(Recorded data)
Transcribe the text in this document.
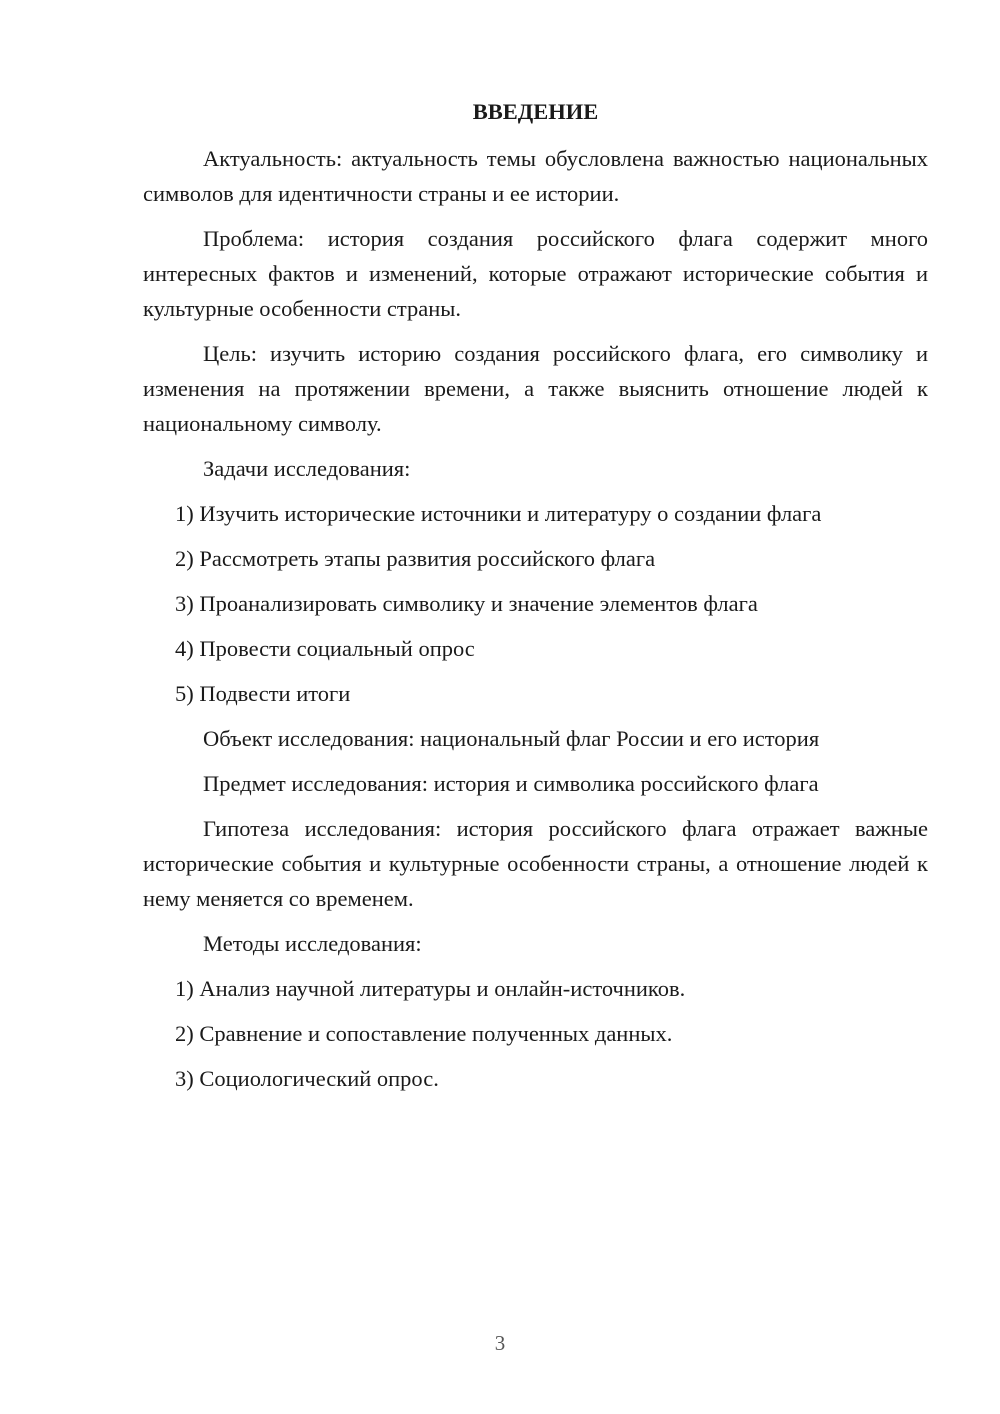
ВВЕДЕНИЕ

Актуальность: актуальность темы обусловлена важностью национальных символов для идентичности страны и ее истории.

Проблема: история создания российского флага содержит много интересных фактов и изменений, которые отражают исторические события и культурные особенности страны.

Цель: изучить историю создания российского флага, его символику и изменения на протяжении времени, а также выяснить отношение людей к национальному символу.

Задачи исследования:

1) Изучить исторические источники и литературу о создании флага

2) Рассмотреть этапы развития российского флага

3) Проанализировать символику и значение элементов флага

4) Провести социальный опрос

5) Подвести итоги

Объект исследования: национальный флаг России и его история

Предмет исследования: история и символика российского флага

Гипотеза исследования: история российского флага отражает важные исторические события и культурные особенности страны, а отношение людей к нему меняется со временем.

Методы исследования:

1) Анализ научной литературы и онлайн-источников.

2) Сравнение и сопоставление полученных данных.

3) Социологический опрос.

3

TASK PROMPT
All of the material above should be reproduced exactly, except the pictures.

EXERCISE ANSWER
Transcribe the text in this document.
ВВЕДЕНИЕ

Актуальность: актуальность темы обусловлена важностью национальных символов для идентичности страны и ее истории.

Проблема: история создания российского флага содержит много интересных фактов и изменений, которые отражают исторические события и культурные особенности страны.

Цель: изучить историю создания российского флага, его символику и изменения на протяжении времени, а также выяснить отношение людей к национальному символу.

Задачи исследования:

1) Изучить исторические источники и литературу о создании флага

2) Рассмотреть этапы развития российского флага

3) Проанализировать символику и значение элементов флага

4) Провести социальный опрос

5) Подвести итоги

Объект исследования: национальный флаг России и его история

Предмет исследования: история и символика российского флага

Гипотеза исследования: история российского флага отражает важные исторические события и культурные особенности страны, а отношение людей к нему меняется со временем.

Методы исследования:

1) Анализ научной литературы и онлайн-источников.

2) Сравнение и сопоставление полученных данных.

3) Социологический опрос.

3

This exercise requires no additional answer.